Directions: Search the records below for the word "после" and show every line where it occurs.

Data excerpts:
◆ ◆ ◆ ◆ ◆ ◆ ◆

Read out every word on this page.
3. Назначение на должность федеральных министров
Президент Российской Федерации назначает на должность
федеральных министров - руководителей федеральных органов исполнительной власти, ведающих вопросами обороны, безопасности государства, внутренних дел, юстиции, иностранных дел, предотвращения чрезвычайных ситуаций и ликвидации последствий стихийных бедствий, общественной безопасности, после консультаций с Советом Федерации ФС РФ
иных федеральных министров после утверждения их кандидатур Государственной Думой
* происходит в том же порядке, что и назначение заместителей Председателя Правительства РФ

◆ ◆ ◆ ◆ ◆ ◆ ◆

The solution:
федеральных министров - руководителей федеральных органов исполнительной власти, ведающих вопросами обороны, безопасности государства, внутренних дел, юстиции, иностранных дел, предотвращения чрезвычайных ситуаций и ликвидации последствий стихийных бедствий, общественной безопасности, после консультаций с Советом Федерации ФС РФ
иных федеральных министров после утверждения их кандидатур Государственной Думой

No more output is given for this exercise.